> [WHAT THE TASK REQUIRES] Without altering anything, output the material below.

> [DATA SHOWN]
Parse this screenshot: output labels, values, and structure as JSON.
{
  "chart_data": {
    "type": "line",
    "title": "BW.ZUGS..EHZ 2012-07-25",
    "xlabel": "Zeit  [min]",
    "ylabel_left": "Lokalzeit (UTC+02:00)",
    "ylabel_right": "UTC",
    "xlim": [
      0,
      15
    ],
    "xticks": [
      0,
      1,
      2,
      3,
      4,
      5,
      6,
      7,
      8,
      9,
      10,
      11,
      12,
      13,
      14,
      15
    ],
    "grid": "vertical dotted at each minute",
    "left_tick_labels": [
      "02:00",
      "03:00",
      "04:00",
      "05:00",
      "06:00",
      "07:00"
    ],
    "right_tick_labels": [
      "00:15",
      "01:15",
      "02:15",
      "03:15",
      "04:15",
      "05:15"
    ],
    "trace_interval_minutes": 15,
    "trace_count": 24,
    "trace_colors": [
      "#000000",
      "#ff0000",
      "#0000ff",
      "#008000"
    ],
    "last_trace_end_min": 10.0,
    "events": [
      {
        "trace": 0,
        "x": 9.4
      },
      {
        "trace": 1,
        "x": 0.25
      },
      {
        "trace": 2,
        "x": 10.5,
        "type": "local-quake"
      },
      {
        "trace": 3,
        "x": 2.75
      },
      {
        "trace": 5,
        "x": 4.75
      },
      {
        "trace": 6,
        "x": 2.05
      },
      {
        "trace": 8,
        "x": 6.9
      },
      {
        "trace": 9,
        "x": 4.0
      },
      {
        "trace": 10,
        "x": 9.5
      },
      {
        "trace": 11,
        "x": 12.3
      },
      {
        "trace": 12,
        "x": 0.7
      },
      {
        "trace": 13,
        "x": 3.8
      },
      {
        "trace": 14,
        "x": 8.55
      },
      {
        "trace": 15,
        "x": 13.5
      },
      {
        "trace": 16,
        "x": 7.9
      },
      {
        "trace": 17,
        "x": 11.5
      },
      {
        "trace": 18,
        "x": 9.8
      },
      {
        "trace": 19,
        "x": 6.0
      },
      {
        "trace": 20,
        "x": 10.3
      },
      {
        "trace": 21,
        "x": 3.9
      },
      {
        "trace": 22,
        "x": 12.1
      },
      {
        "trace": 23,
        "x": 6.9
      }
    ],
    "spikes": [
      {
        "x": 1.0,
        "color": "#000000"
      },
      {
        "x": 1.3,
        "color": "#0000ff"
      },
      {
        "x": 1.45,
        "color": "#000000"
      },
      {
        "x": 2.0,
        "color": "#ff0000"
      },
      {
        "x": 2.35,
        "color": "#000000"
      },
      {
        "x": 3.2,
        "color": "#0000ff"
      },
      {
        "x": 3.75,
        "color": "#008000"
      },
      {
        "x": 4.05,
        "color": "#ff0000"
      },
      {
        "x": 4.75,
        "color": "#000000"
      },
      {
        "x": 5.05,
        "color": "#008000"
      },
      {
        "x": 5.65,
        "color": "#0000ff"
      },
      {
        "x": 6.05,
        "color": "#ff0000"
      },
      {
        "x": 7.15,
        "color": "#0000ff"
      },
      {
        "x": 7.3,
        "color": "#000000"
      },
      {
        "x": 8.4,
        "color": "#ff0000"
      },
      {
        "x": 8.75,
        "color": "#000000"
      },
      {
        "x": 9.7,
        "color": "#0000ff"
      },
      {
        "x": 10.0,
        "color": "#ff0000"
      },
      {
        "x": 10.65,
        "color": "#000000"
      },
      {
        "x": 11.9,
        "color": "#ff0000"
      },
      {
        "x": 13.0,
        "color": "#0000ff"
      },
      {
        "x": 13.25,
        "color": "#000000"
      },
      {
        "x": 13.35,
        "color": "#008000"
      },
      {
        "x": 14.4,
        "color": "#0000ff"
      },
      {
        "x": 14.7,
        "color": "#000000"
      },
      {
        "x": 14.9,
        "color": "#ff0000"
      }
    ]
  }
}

> [TASK OUTPUT]
Parse this screenshot: output labels, values, and structure as JSON.
{
  "chart_data": {
    "type": "line",
    "title": "BW.ZUGS..EHZ 2012-07-25",
    "xlabel": "Zeit  [min]",
    "ylabel_left": "Lokalzeit (UTC+02:00)",
    "ylabel_right": "UTC",
    "xlim": [
      0,
      15
    ],
    "xticks": [
      0,
      1,
      2,
      3,
      4,
      5,
      6,
      7,
      8,
      9,
      10,
      11,
      12,
      13,
      14,
      15
    ],
    "grid": "vertical dotted at each minute",
    "left_tick_labels": [
      "02:00",
      "03:00",
      "04:00",
      "05:00",
      "06:00",
      "07:00"
    ],
    "right_tick_labels": [
      "00:15",
      "01:15",
      "02:15",
      "03:15",
      "04:15",
      "05:15"
    ],
    "trace_interval_minutes": 15,
    "trace_count": 24,
    "trace_colors": [
      "#000000",
      "#ff0000",
      "#0000ff",
      "#008000"
    ],
    "last_trace_end_min": 10.0,
    "events": [
      {
        "trace": 0,
        "x": 9.4
      },
      {
        "trace": 1,
        "x": 0.25
      },
      {
        "trace": 2,
        "x": 10.5,
        "type": "local-quake"
      },
      {
        "trace": 3,
        "x": 2.75
      },
      {
        "trace": 5,
        "x": 4.75
      },
      {
        "trace": 6,
        "x": 2.05
      },
      {
        "trace": 8,
        "x": 6.9
      },
      {
        "trace": 9,
        "x": 4.0
      },
      {
        "trace": 10,
        "x": 9.5
      },
      {
        "trace": 11,
        "x": 12.3
      },
      {
        "trace": 12,
        "x": 0.7
      },
      {
        "trace": 13,
        "x": 3.8
      },
      {
        "trace": 14,
        "x": 8.55
      },
      {
        "trace": 15,
        "x": 13.5
      },
      {
        "trace": 16,
        "x": 7.9
      },
      {
        "trace": 17,
        "x": 11.5
      },
      {
        "trace": 18,
        "x": 9.8
      },
      {
        "trace": 19,
        "x": 6.0
      },
      {
        "trace": 20,
        "x": 10.3
      },
      {
        "trace": 21,
        "x": 3.9
      },
      {
        "trace": 22,
        "x": 12.1
      },
      {
        "trace": 23,
        "x": 6.9
      }
    ],
    "spikes": [
      {
        "x": 1.0,
        "color": "#000000"
      },
      {
        "x": 1.3,
        "color": "#0000ff"
      },
      {
        "x": 1.45,
        "color": "#000000"
      },
      {
        "x": 2.0,
        "color": "#ff0000"
      },
      {
        "x": 2.35,
        "color": "#000000"
      },
      {
        "x": 3.2,
        "color": "#0000ff"
      },
      {
        "x": 3.75,
        "color": "#008000"
      },
      {
        "x": 4.05,
        "color": "#ff0000"
      },
      {
        "x": 4.75,
        "color": "#000000"
      },
      {
        "x": 5.05,
        "color": "#008000"
      },
      {
        "x": 5.65,
        "color": "#0000ff"
      },
      {
        "x": 6.05,
        "color": "#ff0000"
      },
      {
        "x": 7.15,
        "color": "#0000ff"
      },
      {
        "x": 7.3,
        "color": "#000000"
      },
      {
        "x": 8.4,
        "color": "#ff0000"
      },
      {
        "x": 8.75,
        "color": "#000000"
      },
      {
        "x": 9.7,
        "color": "#0000ff"
      },
      {
        "x": 10.0,
        "color": "#ff0000"
      },
      {
        "x": 10.65,
        "color": "#000000"
      },
      {
        "x": 11.9,
        "color": "#ff0000"
      },
      {
        "x": 13.0,
        "color": "#0000ff"
      },
      {
        "x": 13.25,
        "color": "#000000"
      },
      {
        "x": 13.35,
        "color": "#008000"
      },
      {
        "x": 14.4,
        "color": "#0000ff"
      },
      {
        "x": 14.7,
        "color": "#000000"
      },
      {
        "x": 14.9,
        "color": "#ff0000"
      }
    ]
  }
}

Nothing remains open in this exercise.